→ To be done
Consider the data that follows and state how many lines contain the string "called", using the number alone.

◇ ◇ ◇ ◇ ◇ ◇ ◇

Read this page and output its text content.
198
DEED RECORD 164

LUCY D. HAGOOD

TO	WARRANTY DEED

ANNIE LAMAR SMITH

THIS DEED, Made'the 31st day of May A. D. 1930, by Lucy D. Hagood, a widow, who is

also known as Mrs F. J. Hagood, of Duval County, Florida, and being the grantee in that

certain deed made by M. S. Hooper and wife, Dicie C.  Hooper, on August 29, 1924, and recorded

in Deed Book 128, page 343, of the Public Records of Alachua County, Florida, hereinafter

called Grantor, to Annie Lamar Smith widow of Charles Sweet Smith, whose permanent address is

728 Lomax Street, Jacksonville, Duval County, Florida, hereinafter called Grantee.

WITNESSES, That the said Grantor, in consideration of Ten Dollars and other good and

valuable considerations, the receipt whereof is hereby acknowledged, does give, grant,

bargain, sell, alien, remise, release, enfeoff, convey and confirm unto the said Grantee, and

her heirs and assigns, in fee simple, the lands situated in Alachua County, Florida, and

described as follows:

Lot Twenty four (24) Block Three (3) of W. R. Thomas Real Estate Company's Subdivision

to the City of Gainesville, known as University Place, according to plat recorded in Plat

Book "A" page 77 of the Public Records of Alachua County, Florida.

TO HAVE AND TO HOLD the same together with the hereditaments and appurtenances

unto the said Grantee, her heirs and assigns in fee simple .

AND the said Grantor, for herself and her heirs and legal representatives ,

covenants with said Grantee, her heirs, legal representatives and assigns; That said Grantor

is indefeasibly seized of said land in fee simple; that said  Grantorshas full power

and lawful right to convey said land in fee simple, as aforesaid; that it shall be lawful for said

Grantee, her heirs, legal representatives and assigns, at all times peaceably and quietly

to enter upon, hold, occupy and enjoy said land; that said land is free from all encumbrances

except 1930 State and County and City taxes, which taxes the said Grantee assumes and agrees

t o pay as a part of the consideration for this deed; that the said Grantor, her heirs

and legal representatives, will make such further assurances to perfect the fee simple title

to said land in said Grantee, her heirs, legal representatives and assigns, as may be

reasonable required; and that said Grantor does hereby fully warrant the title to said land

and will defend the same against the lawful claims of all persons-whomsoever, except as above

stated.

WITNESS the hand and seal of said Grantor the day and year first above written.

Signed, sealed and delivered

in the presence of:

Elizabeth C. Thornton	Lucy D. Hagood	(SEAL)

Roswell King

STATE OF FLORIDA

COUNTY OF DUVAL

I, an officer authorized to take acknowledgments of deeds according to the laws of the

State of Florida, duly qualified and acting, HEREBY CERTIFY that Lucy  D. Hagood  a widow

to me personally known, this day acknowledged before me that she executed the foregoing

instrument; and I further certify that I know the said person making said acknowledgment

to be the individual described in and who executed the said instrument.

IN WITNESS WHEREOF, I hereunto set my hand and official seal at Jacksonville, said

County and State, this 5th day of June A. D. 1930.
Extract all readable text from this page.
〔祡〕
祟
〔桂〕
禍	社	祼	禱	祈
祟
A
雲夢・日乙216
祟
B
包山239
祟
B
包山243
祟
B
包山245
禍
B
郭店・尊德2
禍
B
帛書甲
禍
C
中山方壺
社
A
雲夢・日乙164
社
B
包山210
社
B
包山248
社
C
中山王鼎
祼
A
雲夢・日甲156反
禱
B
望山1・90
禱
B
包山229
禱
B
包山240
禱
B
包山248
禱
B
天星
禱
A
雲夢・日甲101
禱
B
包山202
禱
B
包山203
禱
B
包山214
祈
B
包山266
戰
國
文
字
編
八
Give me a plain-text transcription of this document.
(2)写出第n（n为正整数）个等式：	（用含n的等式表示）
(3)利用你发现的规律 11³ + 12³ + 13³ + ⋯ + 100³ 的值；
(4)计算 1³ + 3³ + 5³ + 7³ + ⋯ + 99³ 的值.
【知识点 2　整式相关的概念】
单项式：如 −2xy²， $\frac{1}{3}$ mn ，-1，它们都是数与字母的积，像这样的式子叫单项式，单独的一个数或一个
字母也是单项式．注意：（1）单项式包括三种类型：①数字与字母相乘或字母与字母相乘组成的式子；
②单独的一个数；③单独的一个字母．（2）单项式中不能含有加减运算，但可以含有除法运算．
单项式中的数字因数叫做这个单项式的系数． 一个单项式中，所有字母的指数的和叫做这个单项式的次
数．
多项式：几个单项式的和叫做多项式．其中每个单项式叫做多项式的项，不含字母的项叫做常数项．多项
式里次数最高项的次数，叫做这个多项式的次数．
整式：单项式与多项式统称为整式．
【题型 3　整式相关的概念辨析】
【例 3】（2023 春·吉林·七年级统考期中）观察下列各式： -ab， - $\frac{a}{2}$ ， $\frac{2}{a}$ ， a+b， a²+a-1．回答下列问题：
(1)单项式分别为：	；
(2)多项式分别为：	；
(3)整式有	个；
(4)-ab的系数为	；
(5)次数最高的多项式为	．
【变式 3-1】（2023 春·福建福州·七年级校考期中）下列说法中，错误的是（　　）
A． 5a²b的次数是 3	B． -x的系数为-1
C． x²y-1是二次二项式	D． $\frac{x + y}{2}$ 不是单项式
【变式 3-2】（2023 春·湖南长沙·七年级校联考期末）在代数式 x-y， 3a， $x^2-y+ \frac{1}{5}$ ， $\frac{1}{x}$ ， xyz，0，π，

◇ ◇ ◇ ◇ ◇ ◇ ◇

→ Answer to this exercise
2